Material for the task
◇ ◇ ◇
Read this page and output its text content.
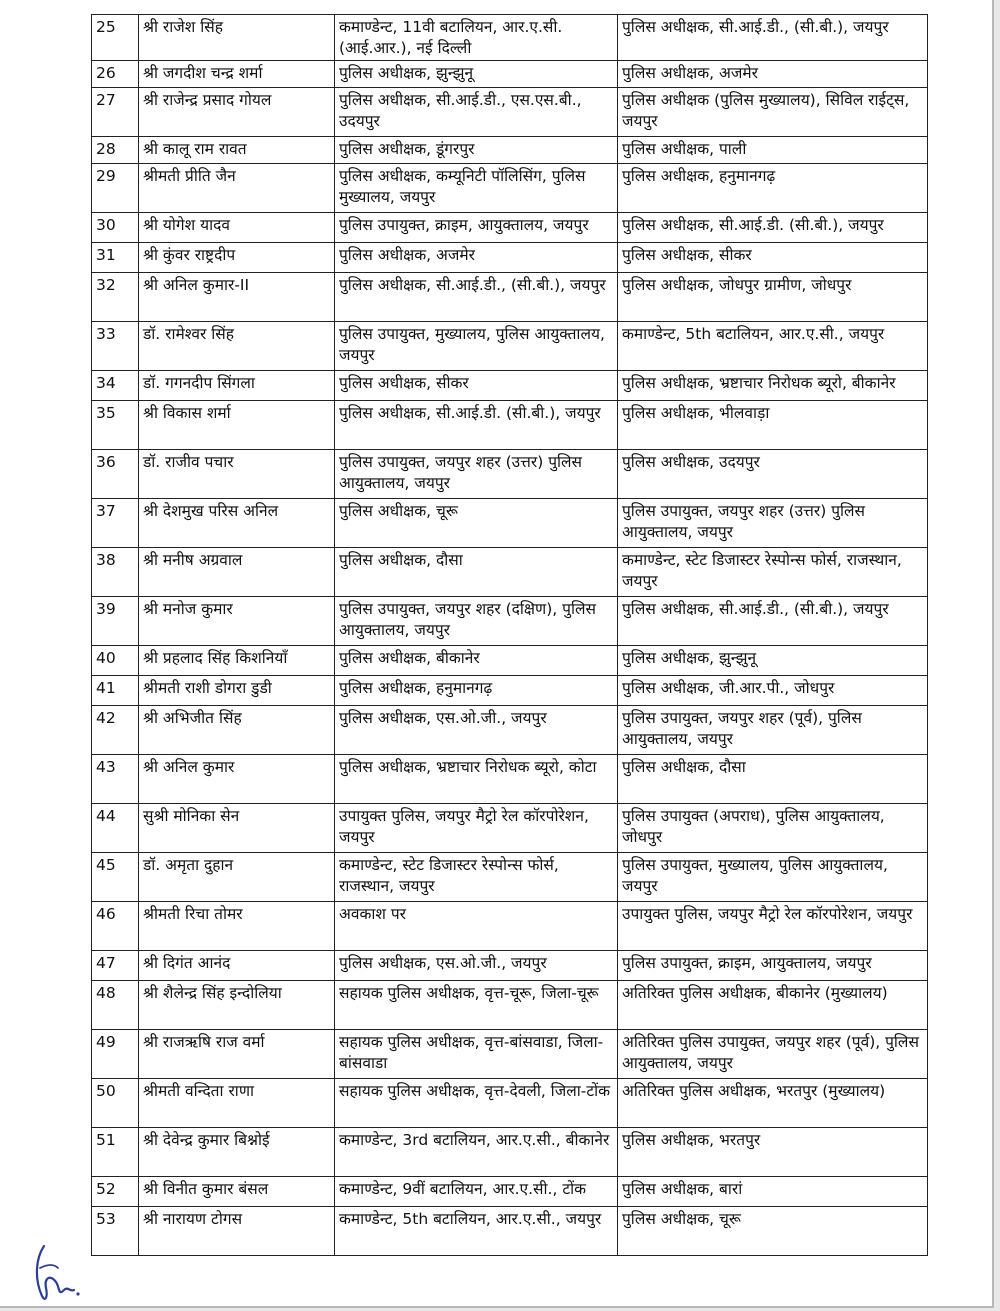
25	श्री राजेश सिंह	कमाण्डेन्ट, 11वी बटालियन, आर.ए.सी.(आई.आर.), नई दिल्ली	पुलिस अधीक्षक, सी.आई.डी., (सी.बी.), जयपुर
26	श्री जगदीश चन्द्र शर्मा	पुलिस अधीक्षक, झुन्झुनू	पुलिस अधीक्षक, अजमेर
27	श्री राजेन्द्र प्रसाद गोयल	पुलिस अधीक्षक, सी.आई.डी., एस.एस.बी., उदयपुर	पुलिस अधीक्षक (पुलिस मुख्यालय), सिविल राईट्स, जयपुर
28	श्री कालू राम रावत	पुलिस अधीक्षक, डूंगरपुर	पुलिस अधीक्षक, पाली
29	श्रीमती प्रीति जैन	पुलिस अधीक्षक, कम्यूनिटी पॉलिसिंग, पुलिस मुख्यालय, जयपुर	पुलिस अधीक्षक, हनुमानगढ़
30	श्री योगेश यादव	पुलिस उपायुक्त, क्राइम, आयुक्तालय, जयपुर	पुलिस अधीक्षक, सी.आई.डी. (सी.बी.), जयपुर
31	श्री कुंवर राष्ट्रदीप	पुलिस अधीक्षक, अजमेर	पुलिस अधीक्षक, सीकर
32	श्री अनिल कुमार-II	पुलिस अधीक्षक, सी.आई.डी., (सी.बी.), जयपुर	पुलिस अधीक्षक, जोधपुर ग्रामीण, जोधपुर
33	डॉ. रामेश्वर सिंह	पुलिस उपायुक्त, मुख्यालय, पुलिस आयुक्तालय, जयपुर	कमाण्डेन्ट, 5th बटालियन, आर.ए.सी., जयपुर
34	डॉ. गगनदीप सिंगला	पुलिस अधीक्षक, सीकर	पुलिस अधीक्षक, भ्रष्टाचार निरोधक ब्यूरो, बीकानेर
35	श्री विकास शर्मा	पुलिस अधीक्षक, सी.आई.डी. (सी.बी.), जयपुर	पुलिस अधीक्षक, भीलवाड़ा
36	डॉ. राजीव पचार	पुलिस उपायुक्त, जयपुर शहर (उत्तर) पुलिस आयुक्तालय, जयपुर	पुलिस अधीक्षक, उदयपुर
37	श्री देशमुख परिस अनिल	पुलिस अधीक्षक, चूरू	पुलिस उपायुक्त, जयपुर शहर (उत्तर) पुलिस आयुक्तालय, जयपुर
38	श्री मनीष अग्रवाल	पुलिस अधीक्षक, दौसा	कमाण्डेन्ट, स्टेट डिजास्टर रेस्पोन्स फोर्स, राजस्थान, जयपुर
39	श्री मनोज कुमार	पुलिस उपायुक्त, जयपुर शहर (दक्षिण), पुलिस आयुक्तालय, जयपुर	पुलिस अधीक्षक, सी.आई.डी., (सी.बी.), जयपुर
40	श्री प्रहलाद सिंह किशनियाँ	पुलिस अधीक्षक, बीकानेर	पुलिस अधीक्षक, झुन्झुनू
41	श्रीमती राशी डोगरा डुडी	पुलिस अधीक्षक, हनुमानगढ़	पुलिस अधीक्षक, जी.आर.पी., जोधपुर
42	श्री अभिजीत सिंह	पुलिस अधीक्षक, एस.ओ.जी., जयपुर	पुलिस उपायुक्त, जयपुर शहर (पूर्व), पुलिस आयुक्तालय, जयपुर
43	श्री अनिल कुमार	पुलिस अधीक्षक, भ्रष्टाचार निरोधक ब्यूरो, कोटा	पुलिस अधीक्षक, दौसा
44	सुश्री मोनिका सेन	उपायुक्त पुलिस, जयपुर मैट्रो रेल कॉरपोरेशन, जयपुर	पुलिस उपायुक्त (अपराध), पुलिस आयुक्तालय, जोधपुर
45	डॉ. अमृता दुहान	कमाण्डेन्ट, स्टेट डिजास्टर रेस्पोन्स फोर्स, राजस्थान, जयपुर	पुलिस उपायुक्त, मुख्यालय, पुलिस आयुक्तालय, जयपुर
46	श्रीमती रिचा तोमर	अवकाश पर	उपायुक्त पुलिस, जयपुर मैट्रो रेल कॉरपोरेशन, जयपुर
47	श्री दिगंत आनंद	पुलिस अधीक्षक, एस.ओ.जी., जयपुर	पुलिस उपायुक्त, क्राइम, आयुक्तालय, जयपुर
48	श्री शैलेन्द्र सिंह इन्दोलिया	सहायक पुलिस अधीक्षक, वृत्त-चूरू, जिला-चूरू	अतिरिक्त पुलिस अधीक्षक, बीकानेर (मुख्यालय)
49	श्री राजऋषि राज वर्मा	सहायक पुलिस अधीक्षक, वृत्त-बांसवाडा, जिला-बांसवाडा	अतिरिक्त पुलिस उपायुक्त, जयपुर शहर (पूर्व), पुलिस आयुक्तालय, जयपुर
50	श्रीमती वन्दिता राणा	सहायक पुलिस अधीक्षक, वृत्त-देवली, जिला-टोंक	अतिरिक्त पुलिस अधीक्षक, भरतपुर (मुख्यालय)
51	श्री देवेन्द्र कुमार बिश्नोई	कमाण्डेन्ट, 3rd बटालियन, आर.ए.सी., बीकानेर	पुलिस अधीक्षक, भरतपुर
52	श्री विनीत कुमार बंसल	कमाण्डेन्ट, 9वीं बटालियन, आर.ए.सी., टोंक	पुलिस अधीक्षक, बारां
53	श्री नारायण टोगस	कमाण्डेन्ट, 5th बटालियन, आर.ए.सी., जयपुर	पुलिस अधीक्षक, चूरू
◇ ◇ ◇
Your task
Keep the pictures out of your copy, and repeat every entry above exactly.

Correct result
Read this page and output its text content.
25	श्री राजेश सिंह	कमाण्डेन्ट, 11वी बटालियन, आर.ए.सी.(आई.आर.), नई दिल्ली	पुलिस अधीक्षक, सी.आई.डी., (सी.बी.), जयपुर
26	श्री जगदीश चन्द्र शर्मा	पुलिस अधीक्षक, झुन्झुनू	पुलिस अधीक्षक, अजमेर
27	श्री राजेन्द्र प्रसाद गोयल	पुलिस अधीक्षक, सी.आई.डी., एस.एस.बी., उदयपुर	पुलिस अधीक्षक (पुलिस मुख्यालय), सिविल राईट्स, जयपुर
28	श्री कालू राम रावत	पुलिस अधीक्षक, डूंगरपुर	पुलिस अधीक्षक, पाली
29	श्रीमती प्रीति जैन	पुलिस अधीक्षक, कम्यूनिटी पॉलिसिंग, पुलिस मुख्यालय, जयपुर	पुलिस अधीक्षक, हनुमानगढ़
30	श्री योगेश यादव	पुलिस उपायुक्त, क्राइम, आयुक्तालय, जयपुर	पुलिस अधीक्षक, सी.आई.डी. (सी.बी.), जयपुर
31	श्री कुंवर राष्ट्रदीप	पुलिस अधीक्षक, अजमेर	पुलिस अधीक्षक, सीकर
32	श्री अनिल कुमार-II	पुलिस अधीक्षक, सी.आई.डी., (सी.बी.), जयपुर	पुलिस अधीक्षक, जोधपुर ग्रामीण, जोधपुर
33	डॉ. रामेश्वर सिंह	पुलिस उपायुक्त, मुख्यालय, पुलिस आयुक्तालय, जयपुर	कमाण्डेन्ट, 5th बटालियन, आर.ए.सी., जयपुर
34	डॉ. गगनदीप सिंगला	पुलिस अधीक्षक, सीकर	पुलिस अधीक्षक, भ्रष्टाचार निरोधक ब्यूरो, बीकानेर
35	श्री विकास शर्मा	पुलिस अधीक्षक, सी.आई.डी. (सी.बी.), जयपुर	पुलिस अधीक्षक, भीलवाड़ा
36	डॉ. राजीव पचार	पुलिस उपायुक्त, जयपुर शहर (उत्तर) पुलिस आयुक्तालय, जयपुर	पुलिस अधीक्षक, उदयपुर
37	श्री देशमुख परिस अनिल	पुलिस अधीक्षक, चूरू	पुलिस उपायुक्त, जयपुर शहर (उत्तर) पुलिस आयुक्तालय, जयपुर
38	श्री मनीष अग्रवाल	पुलिस अधीक्षक, दौसा	कमाण्डेन्ट, स्टेट डिजास्टर रेस्पोन्स फोर्स, राजस्थान, जयपुर
39	श्री मनोज कुमार	पुलिस उपायुक्त, जयपुर शहर (दक्षिण), पुलिस आयुक्तालय, जयपुर	पुलिस अधीक्षक, सी.आई.डी., (सी.बी.), जयपुर
40	श्री प्रहलाद सिंह किशनियाँ	पुलिस अधीक्षक, बीकानेर	पुलिस अधीक्षक, झुन्झुनू
41	श्रीमती राशी डोगरा डुडी	पुलिस अधीक्षक, हनुमानगढ़	पुलिस अधीक्षक, जी.आर.पी., जोधपुर
42	श्री अभिजीत सिंह	पुलिस अधीक्षक, एस.ओ.जी., जयपुर	पुलिस उपायुक्त, जयपुर शहर (पूर्व), पुलिस आयुक्तालय, जयपुर
43	श्री अनिल कुमार	पुलिस अधीक्षक, भ्रष्टाचार निरोधक ब्यूरो, कोटा	पुलिस अधीक्षक, दौसा
44	सुश्री मोनिका सेन	उपायुक्त पुलिस, जयपुर मैट्रो रेल कॉरपोरेशन, जयपुर	पुलिस उपायुक्त (अपराध), पुलिस आयुक्तालय, जोधपुर
45	डॉ. अमृता दुहान	कमाण्डेन्ट, स्टेट डिजास्टर रेस्पोन्स फोर्स, राजस्थान, जयपुर	पुलिस उपायुक्त, मुख्यालय, पुलिस आयुक्तालय, जयपुर
46	श्रीमती रिचा तोमर	अवकाश पर	उपायुक्त पुलिस, जयपुर मैट्रो रेल कॉरपोरेशन, जयपुर
47	श्री दिगंत आनंद	पुलिस अधीक्षक, एस.ओ.जी., जयपुर	पुलिस उपायुक्त, क्राइम, आयुक्तालय, जयपुर
48	श्री शैलेन्द्र सिंह इन्दोलिया	सहायक पुलिस अधीक्षक, वृत्त-चूरू, जिला-चूरू	अतिरिक्त पुलिस अधीक्षक, बीकानेर (मुख्यालय)
49	श्री राजऋषि राज वर्मा	सहायक पुलिस अधीक्षक, वृत्त-बांसवाडा, जिला-बांसवाडा	अतिरिक्त पुलिस उपायुक्त, जयपुर शहर (पूर्व), पुलिस आयुक्तालय, जयपुर
50	श्रीमती वन्दिता राणा	सहायक पुलिस अधीक्षक, वृत्त-देवली, जिला-टोंक	अतिरिक्त पुलिस अधीक्षक, भरतपुर (मुख्यालय)
51	श्री देवेन्द्र कुमार बिश्नोई	कमाण्डेन्ट, 3rd बटालियन, आर.ए.सी., बीकानेर	पुलिस अधीक्षक, भरतपुर
52	श्री विनीत कुमार बंसल	कमाण्डेन्ट, 9वीं बटालियन, आर.ए.सी., टोंक	पुलिस अधीक्षक, बारां
53	श्री नारायण टोगस	कमाण्डेन्ट, 5th बटालियन, आर.ए.सी., जयपुर	पुलिस अधीक्षक, चूरू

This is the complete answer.